_The data:_
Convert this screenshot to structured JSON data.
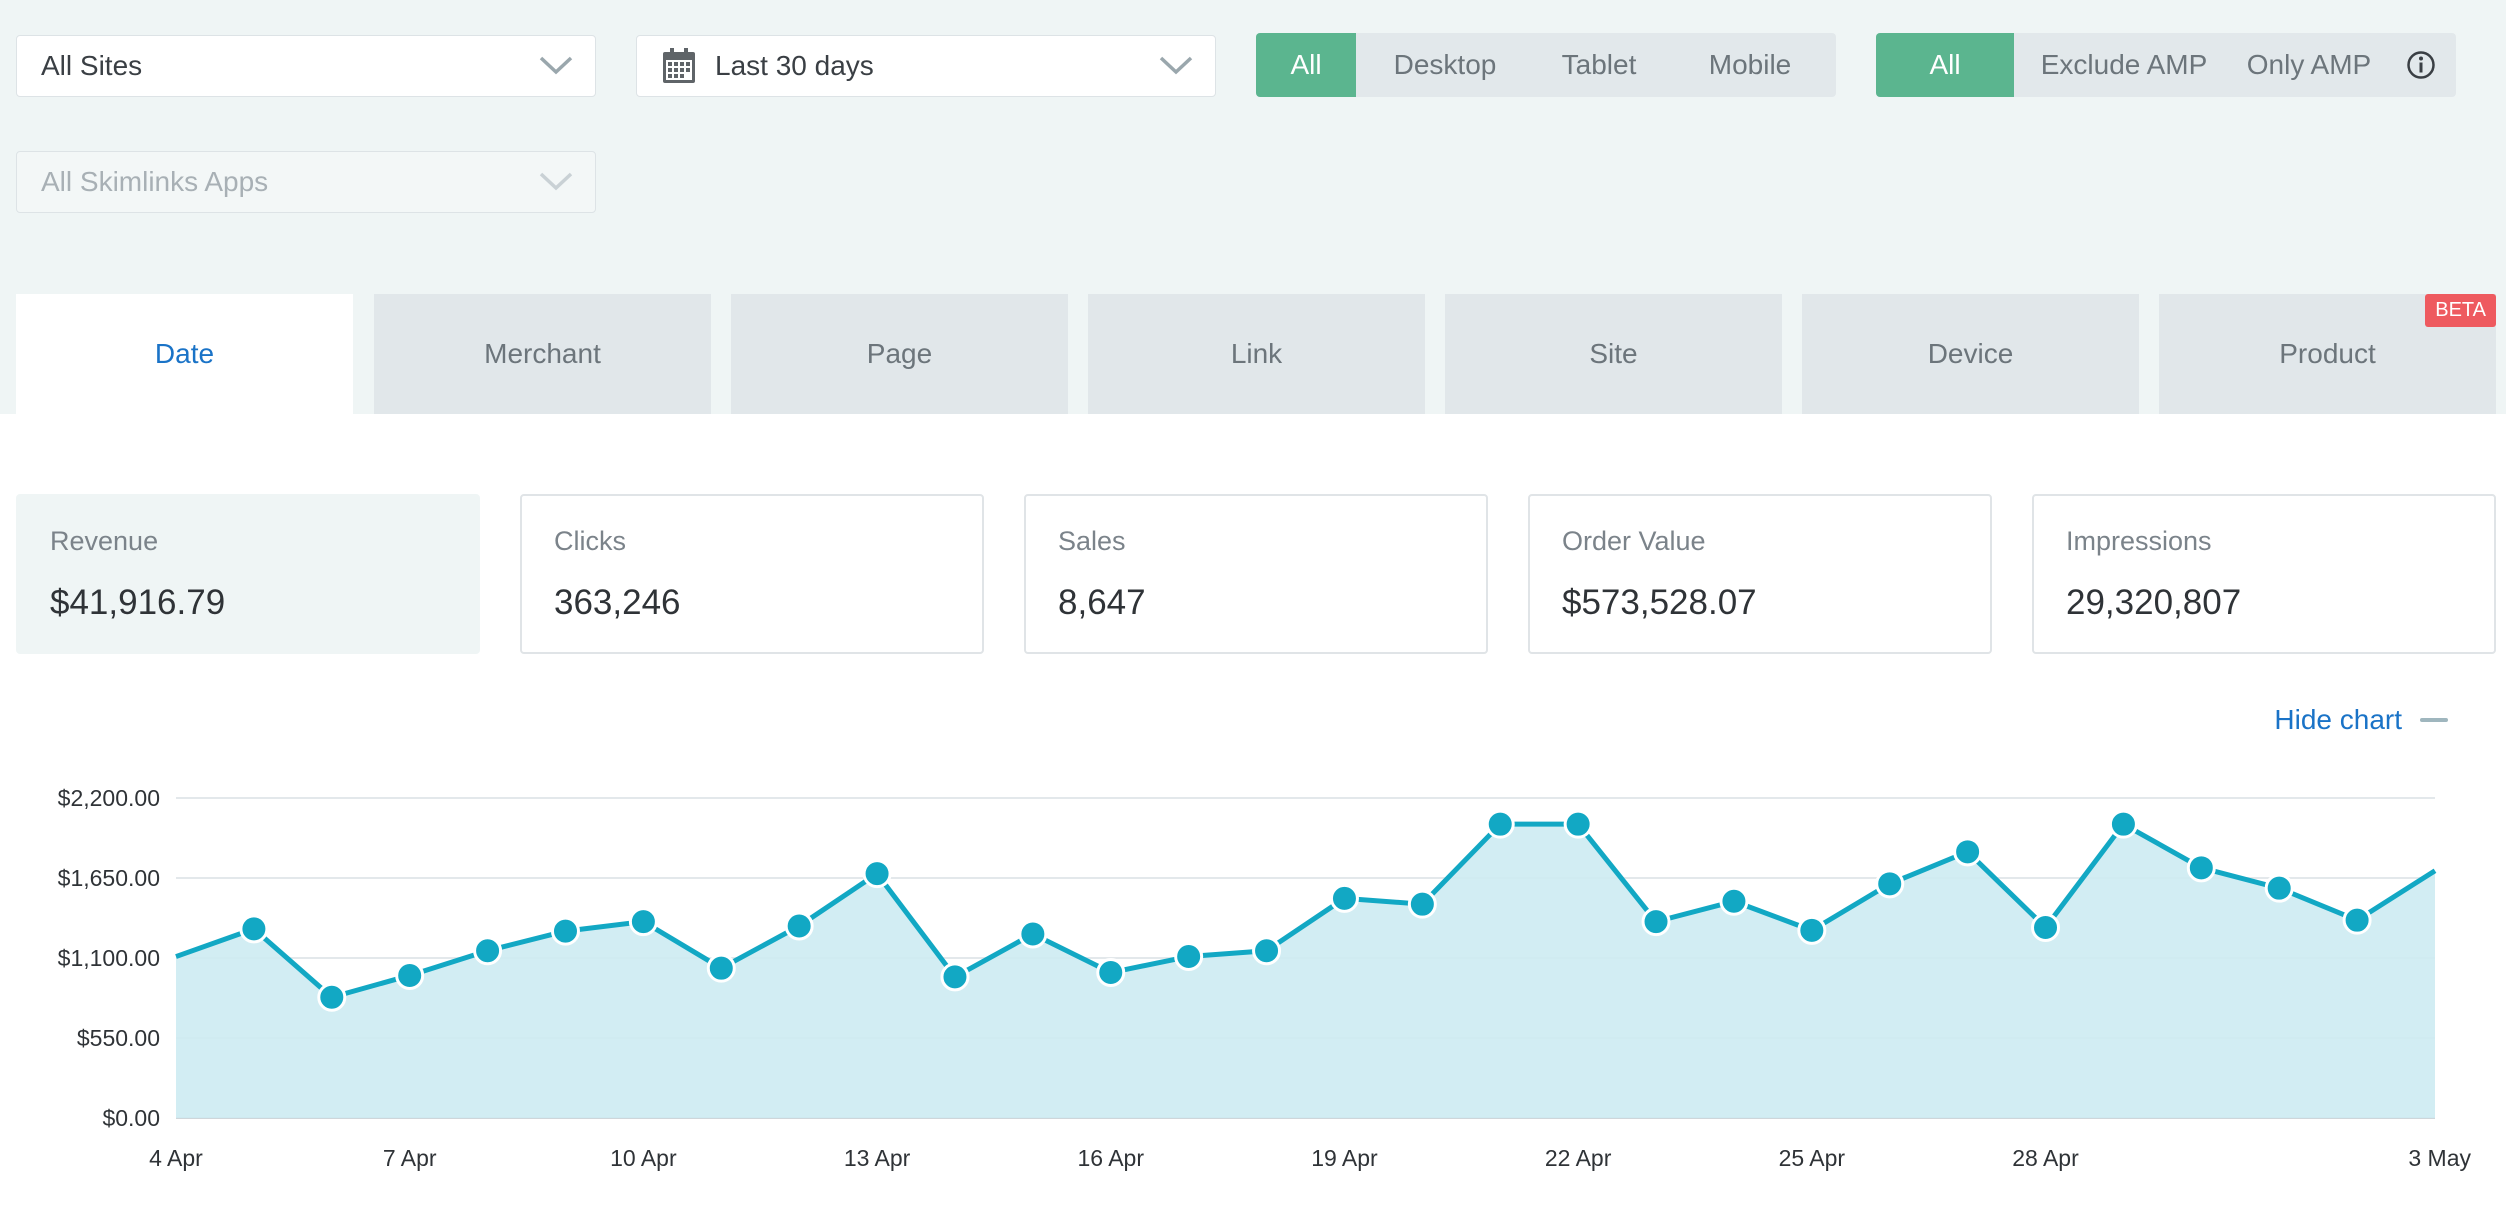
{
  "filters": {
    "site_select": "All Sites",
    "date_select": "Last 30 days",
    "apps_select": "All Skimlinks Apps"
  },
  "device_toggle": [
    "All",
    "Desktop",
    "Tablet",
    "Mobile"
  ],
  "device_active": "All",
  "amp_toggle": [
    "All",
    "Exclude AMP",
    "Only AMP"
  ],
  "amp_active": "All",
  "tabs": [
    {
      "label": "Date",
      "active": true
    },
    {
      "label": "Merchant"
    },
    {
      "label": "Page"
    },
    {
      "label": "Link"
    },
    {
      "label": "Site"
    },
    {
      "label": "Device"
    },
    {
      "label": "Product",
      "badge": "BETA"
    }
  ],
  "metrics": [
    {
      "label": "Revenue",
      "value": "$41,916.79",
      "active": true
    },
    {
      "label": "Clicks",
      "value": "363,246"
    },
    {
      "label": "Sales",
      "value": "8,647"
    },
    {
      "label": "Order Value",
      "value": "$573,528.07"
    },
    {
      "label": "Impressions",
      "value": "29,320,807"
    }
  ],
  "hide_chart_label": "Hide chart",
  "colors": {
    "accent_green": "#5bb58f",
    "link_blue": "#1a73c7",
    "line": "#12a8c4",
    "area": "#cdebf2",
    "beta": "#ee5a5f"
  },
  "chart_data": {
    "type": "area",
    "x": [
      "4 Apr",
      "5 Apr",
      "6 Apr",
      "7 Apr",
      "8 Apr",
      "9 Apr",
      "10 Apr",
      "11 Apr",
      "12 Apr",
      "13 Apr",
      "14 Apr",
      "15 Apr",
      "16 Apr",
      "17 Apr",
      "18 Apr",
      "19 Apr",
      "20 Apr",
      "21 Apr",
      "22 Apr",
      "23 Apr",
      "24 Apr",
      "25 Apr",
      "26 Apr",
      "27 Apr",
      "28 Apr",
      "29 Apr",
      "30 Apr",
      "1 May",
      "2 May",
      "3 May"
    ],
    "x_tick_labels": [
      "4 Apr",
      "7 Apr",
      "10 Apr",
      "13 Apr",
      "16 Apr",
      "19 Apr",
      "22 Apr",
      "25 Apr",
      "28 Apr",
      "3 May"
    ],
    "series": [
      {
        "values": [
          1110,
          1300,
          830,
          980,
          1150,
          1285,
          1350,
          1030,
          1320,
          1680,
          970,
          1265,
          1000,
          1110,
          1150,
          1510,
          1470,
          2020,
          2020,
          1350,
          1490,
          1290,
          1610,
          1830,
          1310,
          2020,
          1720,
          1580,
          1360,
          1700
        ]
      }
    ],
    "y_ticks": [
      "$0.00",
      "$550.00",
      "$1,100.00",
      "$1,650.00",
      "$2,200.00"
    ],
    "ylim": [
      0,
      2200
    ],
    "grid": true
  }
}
==
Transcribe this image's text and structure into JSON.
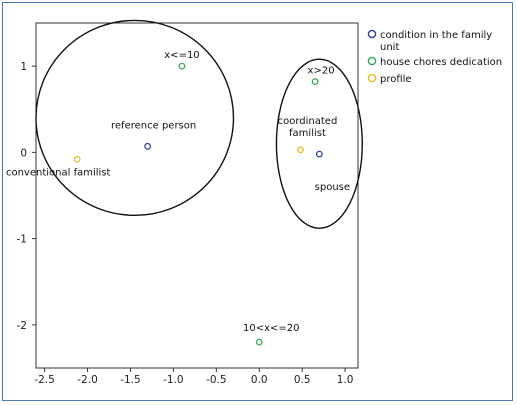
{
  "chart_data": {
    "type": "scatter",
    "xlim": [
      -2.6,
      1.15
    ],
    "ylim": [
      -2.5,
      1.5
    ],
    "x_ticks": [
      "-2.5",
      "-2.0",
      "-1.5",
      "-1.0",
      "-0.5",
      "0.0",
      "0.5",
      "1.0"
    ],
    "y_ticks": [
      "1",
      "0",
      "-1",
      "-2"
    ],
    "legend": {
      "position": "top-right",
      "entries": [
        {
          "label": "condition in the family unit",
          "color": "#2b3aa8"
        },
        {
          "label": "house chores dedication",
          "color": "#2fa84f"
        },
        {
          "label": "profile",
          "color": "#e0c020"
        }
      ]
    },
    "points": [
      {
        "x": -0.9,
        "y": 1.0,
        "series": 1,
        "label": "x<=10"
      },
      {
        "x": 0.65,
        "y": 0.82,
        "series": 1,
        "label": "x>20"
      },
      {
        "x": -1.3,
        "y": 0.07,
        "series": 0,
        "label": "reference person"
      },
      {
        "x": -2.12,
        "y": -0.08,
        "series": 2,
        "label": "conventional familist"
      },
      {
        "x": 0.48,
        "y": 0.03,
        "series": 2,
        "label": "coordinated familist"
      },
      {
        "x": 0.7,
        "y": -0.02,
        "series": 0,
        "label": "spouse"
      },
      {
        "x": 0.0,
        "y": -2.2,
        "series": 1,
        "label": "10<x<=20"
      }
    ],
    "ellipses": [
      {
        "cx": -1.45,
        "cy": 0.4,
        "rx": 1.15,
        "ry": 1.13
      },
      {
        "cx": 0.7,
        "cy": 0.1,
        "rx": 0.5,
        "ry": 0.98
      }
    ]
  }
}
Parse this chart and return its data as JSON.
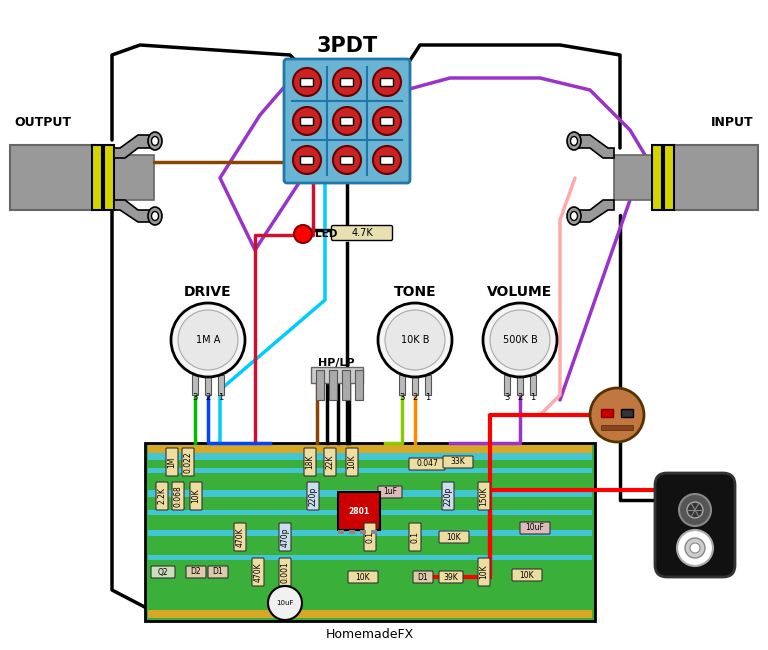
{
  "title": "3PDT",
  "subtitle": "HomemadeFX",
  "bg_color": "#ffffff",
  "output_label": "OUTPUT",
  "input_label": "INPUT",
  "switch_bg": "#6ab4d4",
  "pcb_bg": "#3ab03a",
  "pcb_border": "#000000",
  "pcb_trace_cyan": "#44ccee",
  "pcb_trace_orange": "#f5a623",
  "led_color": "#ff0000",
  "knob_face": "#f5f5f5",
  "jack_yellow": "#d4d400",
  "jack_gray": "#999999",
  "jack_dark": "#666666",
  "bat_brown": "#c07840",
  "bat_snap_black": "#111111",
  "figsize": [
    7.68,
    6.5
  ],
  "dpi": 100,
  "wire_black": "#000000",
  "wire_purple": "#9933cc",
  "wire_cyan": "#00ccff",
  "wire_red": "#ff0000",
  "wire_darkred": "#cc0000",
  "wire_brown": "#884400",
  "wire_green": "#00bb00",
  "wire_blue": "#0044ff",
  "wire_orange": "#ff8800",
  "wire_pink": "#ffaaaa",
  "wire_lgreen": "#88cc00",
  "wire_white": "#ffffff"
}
...
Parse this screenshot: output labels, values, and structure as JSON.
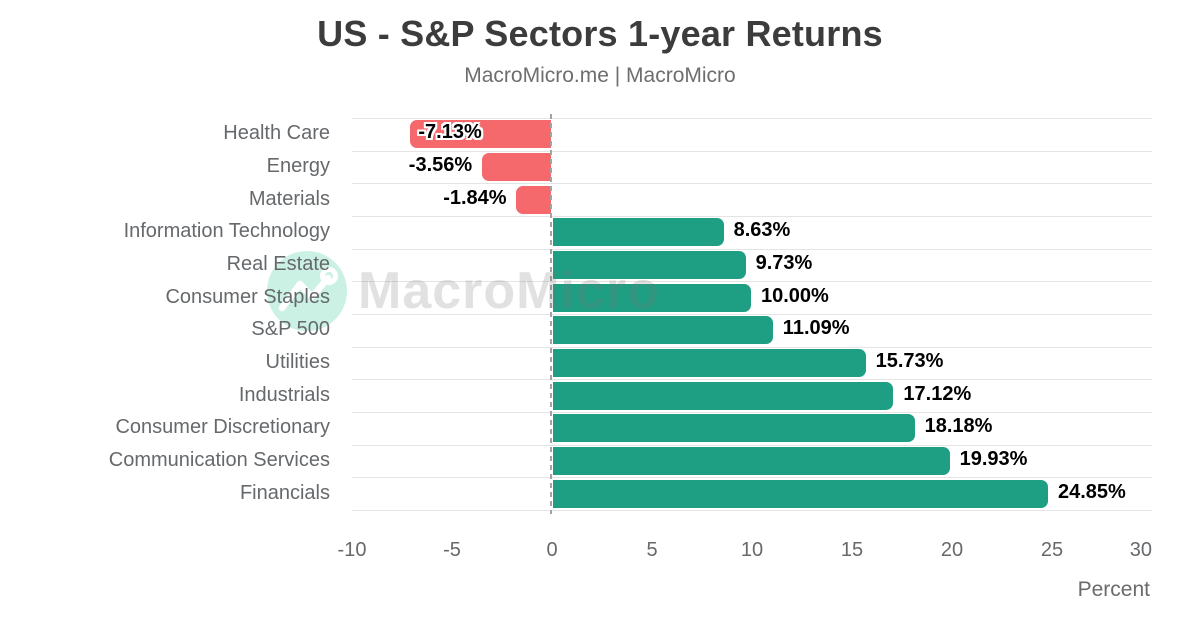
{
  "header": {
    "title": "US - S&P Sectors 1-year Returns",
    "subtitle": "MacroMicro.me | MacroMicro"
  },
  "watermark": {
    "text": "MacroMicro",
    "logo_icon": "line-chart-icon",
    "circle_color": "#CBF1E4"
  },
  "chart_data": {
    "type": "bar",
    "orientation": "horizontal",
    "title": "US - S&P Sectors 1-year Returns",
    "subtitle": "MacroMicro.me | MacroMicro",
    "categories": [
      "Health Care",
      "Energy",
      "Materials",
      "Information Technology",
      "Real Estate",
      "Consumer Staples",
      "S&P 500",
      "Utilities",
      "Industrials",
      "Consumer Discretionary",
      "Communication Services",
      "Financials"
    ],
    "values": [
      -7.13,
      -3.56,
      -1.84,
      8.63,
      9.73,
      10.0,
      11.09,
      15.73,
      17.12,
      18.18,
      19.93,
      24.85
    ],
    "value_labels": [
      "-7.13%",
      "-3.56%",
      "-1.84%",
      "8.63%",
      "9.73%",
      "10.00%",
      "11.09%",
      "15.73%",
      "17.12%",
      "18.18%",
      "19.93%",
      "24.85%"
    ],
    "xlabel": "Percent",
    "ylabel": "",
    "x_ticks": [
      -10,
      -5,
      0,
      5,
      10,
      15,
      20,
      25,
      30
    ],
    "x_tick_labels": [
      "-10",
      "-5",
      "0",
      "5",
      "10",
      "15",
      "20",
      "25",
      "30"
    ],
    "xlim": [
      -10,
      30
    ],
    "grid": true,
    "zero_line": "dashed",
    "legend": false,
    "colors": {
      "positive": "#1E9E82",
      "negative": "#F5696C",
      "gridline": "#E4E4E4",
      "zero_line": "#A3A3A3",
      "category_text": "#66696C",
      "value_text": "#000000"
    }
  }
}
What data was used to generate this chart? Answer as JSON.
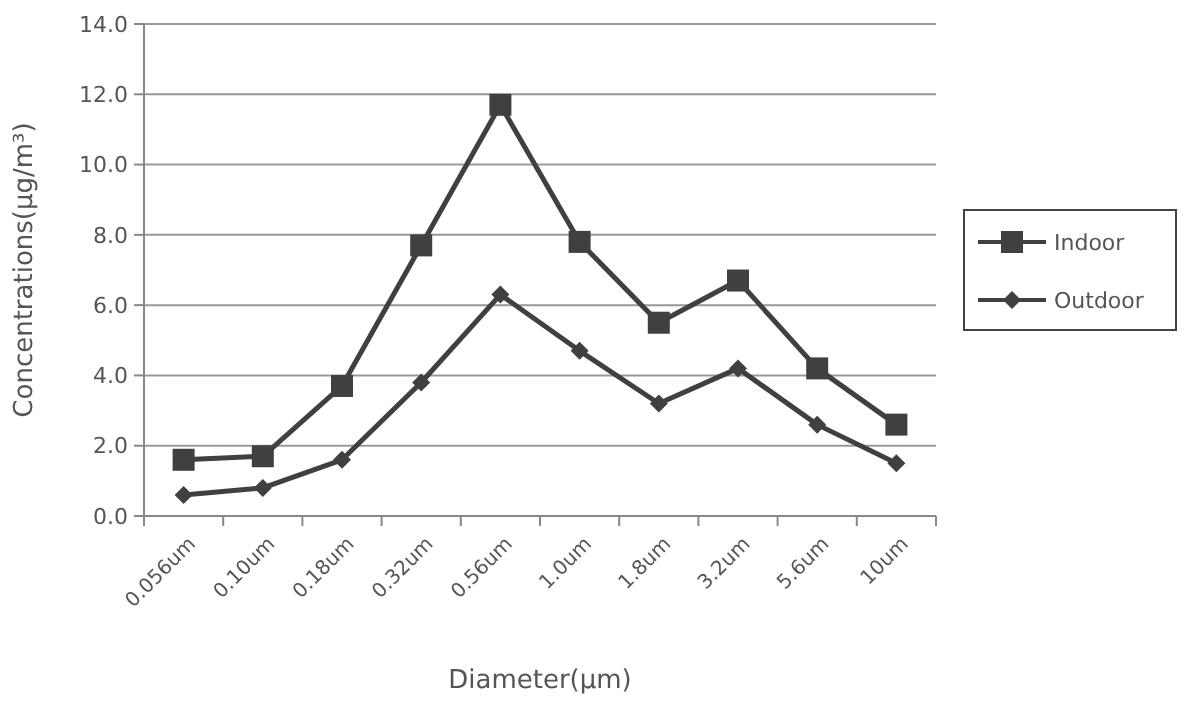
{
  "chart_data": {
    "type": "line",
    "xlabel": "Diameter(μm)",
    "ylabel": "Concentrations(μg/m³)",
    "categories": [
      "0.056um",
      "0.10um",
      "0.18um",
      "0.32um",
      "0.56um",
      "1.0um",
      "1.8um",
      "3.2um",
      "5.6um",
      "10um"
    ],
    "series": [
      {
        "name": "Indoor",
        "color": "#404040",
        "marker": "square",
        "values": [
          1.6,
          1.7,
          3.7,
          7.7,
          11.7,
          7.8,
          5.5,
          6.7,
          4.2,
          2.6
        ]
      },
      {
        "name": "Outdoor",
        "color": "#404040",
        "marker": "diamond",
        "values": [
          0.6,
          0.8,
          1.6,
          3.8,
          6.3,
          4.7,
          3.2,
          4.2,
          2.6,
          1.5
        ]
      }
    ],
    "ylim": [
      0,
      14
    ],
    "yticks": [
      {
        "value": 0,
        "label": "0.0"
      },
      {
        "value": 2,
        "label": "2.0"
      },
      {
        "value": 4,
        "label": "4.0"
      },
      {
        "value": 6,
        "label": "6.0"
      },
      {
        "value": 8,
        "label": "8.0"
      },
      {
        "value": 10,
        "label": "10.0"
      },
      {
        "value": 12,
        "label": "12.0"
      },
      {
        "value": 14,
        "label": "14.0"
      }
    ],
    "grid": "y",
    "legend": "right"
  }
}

_What the task asks:_
Pull out every line in the data above that has the word "subtitle".

_The reply:_
  "subtitle": "HomemadeFX",
    "subtitle": "MacroMicro.me | MacroMicro"
    "subtitle": "MacroMicro.me | MacroMicro",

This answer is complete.